→ **TASK**
Go through the listing and pick out each line with the word "JSON" in it.

→ **WORKING DATA**
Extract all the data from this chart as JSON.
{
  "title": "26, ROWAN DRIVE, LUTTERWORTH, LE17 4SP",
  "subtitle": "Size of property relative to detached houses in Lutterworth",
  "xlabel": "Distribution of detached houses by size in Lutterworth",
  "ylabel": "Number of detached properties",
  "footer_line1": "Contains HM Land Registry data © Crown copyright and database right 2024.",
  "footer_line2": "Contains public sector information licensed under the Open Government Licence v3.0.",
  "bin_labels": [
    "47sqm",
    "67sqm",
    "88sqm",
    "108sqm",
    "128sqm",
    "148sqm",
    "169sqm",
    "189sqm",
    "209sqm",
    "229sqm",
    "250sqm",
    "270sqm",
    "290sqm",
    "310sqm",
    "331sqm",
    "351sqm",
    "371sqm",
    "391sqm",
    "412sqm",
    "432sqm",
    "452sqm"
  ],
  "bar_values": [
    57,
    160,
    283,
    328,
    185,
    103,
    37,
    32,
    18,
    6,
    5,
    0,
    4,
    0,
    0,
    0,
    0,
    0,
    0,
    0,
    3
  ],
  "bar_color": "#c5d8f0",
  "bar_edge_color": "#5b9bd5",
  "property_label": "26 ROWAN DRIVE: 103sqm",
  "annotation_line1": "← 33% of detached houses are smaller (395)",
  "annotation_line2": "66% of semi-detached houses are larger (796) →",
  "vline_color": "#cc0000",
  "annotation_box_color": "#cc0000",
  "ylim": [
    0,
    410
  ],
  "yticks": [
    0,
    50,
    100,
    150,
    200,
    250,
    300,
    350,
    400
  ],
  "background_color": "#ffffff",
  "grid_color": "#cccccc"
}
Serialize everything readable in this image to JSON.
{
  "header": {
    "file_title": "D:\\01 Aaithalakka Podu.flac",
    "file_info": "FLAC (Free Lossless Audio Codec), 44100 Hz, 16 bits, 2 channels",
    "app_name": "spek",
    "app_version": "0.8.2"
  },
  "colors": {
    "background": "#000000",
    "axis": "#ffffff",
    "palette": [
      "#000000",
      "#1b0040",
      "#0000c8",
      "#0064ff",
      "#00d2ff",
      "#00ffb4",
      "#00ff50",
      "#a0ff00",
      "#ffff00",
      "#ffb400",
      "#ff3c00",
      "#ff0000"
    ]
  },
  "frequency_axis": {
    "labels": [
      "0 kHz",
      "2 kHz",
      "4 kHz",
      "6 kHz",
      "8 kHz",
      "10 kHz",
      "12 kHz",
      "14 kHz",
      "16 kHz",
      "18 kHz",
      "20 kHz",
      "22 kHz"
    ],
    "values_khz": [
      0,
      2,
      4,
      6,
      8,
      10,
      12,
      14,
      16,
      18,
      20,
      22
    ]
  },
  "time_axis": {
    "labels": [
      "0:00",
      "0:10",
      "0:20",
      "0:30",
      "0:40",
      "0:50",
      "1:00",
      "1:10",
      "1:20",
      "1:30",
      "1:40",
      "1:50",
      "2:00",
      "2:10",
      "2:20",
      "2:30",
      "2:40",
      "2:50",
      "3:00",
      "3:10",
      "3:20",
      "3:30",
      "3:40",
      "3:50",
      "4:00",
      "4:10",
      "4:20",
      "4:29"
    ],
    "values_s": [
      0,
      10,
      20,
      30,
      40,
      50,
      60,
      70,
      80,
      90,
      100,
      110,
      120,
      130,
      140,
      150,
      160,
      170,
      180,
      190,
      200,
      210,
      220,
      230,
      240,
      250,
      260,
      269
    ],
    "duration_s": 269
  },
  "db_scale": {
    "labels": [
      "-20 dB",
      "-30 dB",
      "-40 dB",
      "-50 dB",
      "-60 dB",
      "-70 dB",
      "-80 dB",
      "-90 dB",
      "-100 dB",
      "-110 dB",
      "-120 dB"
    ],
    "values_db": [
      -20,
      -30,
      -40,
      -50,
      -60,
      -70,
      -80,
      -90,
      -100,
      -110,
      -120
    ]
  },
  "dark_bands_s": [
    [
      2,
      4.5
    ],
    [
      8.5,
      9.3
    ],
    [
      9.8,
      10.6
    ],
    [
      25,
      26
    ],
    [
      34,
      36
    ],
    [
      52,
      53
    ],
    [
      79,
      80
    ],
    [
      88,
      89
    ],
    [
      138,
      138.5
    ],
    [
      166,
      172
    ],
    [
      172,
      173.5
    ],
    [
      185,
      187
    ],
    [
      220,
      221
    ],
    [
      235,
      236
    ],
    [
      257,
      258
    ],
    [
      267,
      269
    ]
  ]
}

→ **EXERCISE ANSWER**
Extract all the data from this chart as JSON.
Serialize everything readable in this image to JSON.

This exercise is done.